▸ **Problem description**: Give the listing again exactly, omitting its images.
═════ Source material
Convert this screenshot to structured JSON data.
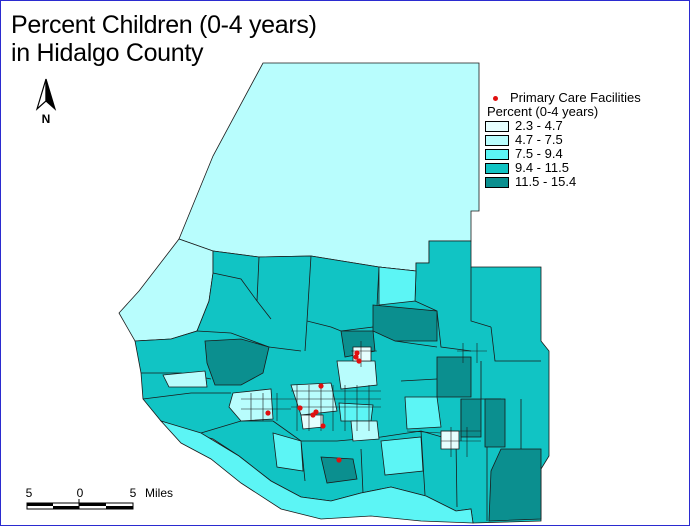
{
  "map": {
    "title_line1": "Percent Children (0-4 years)",
    "title_line2": "in Hidalgo County",
    "north_label": "N"
  },
  "legend": {
    "facilities_label": "Primary Care Facilities",
    "heading": "Percent (0-4 years)",
    "classes": [
      {
        "label": "2.3 - 4.7",
        "color": "#e6fefe"
      },
      {
        "label": "4.7 - 7.5",
        "color": "#b8fdfd"
      },
      {
        "label": "7.5 - 9.4",
        "color": "#5cf5f5"
      },
      {
        "label": "9.4 - 11.5",
        "color": "#11c4c4"
      },
      {
        "label": "11.5 - 15.4",
        "color": "#0b8f8f"
      }
    ],
    "facility_color": "#e01010"
  },
  "scale_bar": {
    "labels": [
      "5",
      "0",
      "5"
    ],
    "unit": "Miles"
  }
}
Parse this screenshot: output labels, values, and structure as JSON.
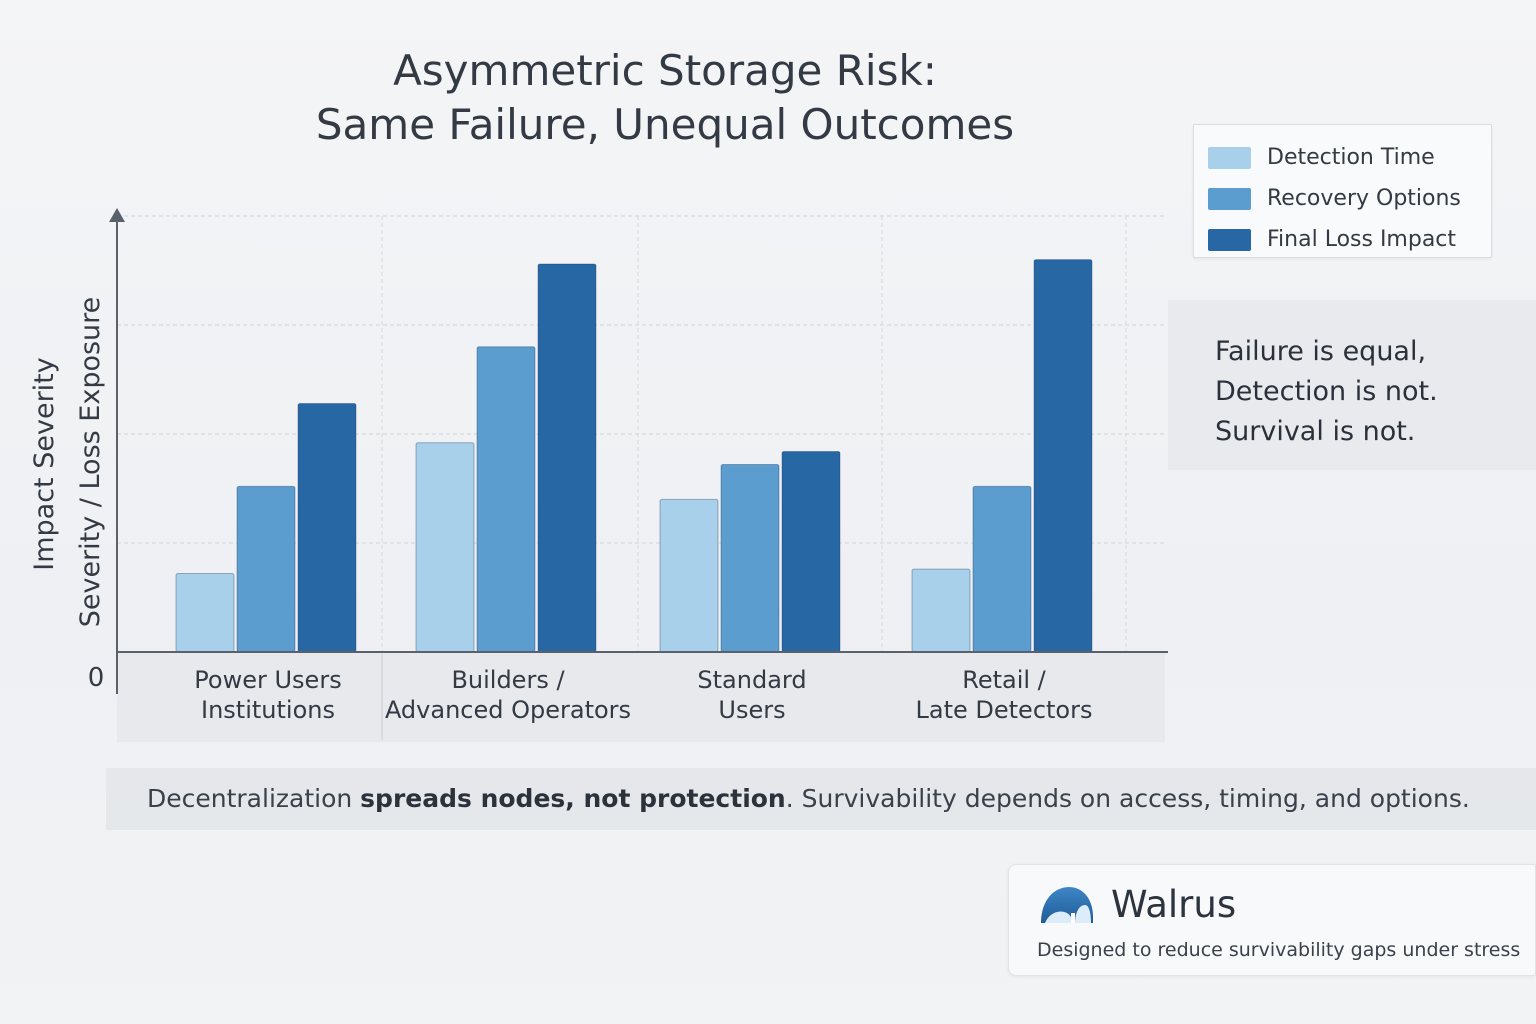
══════════
▸ **Exercise response**:
Convert this screenshot to structured JSON data.
{
  "map": {
    "title_line1": "Percent Children (0-4 years)",
    "title_line2": "in Hidalgo County",
    "north_label": "N"
  },
  "legend": {
    "facilities_label": "Primary Care Facilities",
    "heading": "Percent (0-4 years)",
    "classes": [
      {
        "label": "2.3 - 4.7",
        "color": "#e6fefe"
      },
      {
        "label": "4.7 - 7.5",
        "color": "#b8fdfd"
      },
      {
        "label": "7.5 - 9.4",
        "color": "#5cf5f5"
      },
      {
        "label": "9.4 - 11.5",
        "color": "#11c4c4"
      },
      {
        "label": "11.5 - 15.4",
        "color": "#0b8f8f"
      }
    ],
    "facility_color": "#e01010"
  },
  "scale_bar": {
    "labels": [
      "5",
      "0",
      "5"
    ],
    "unit": "Miles"
  }
}
Parse this screenshot: output labels, values, and structure as JSON.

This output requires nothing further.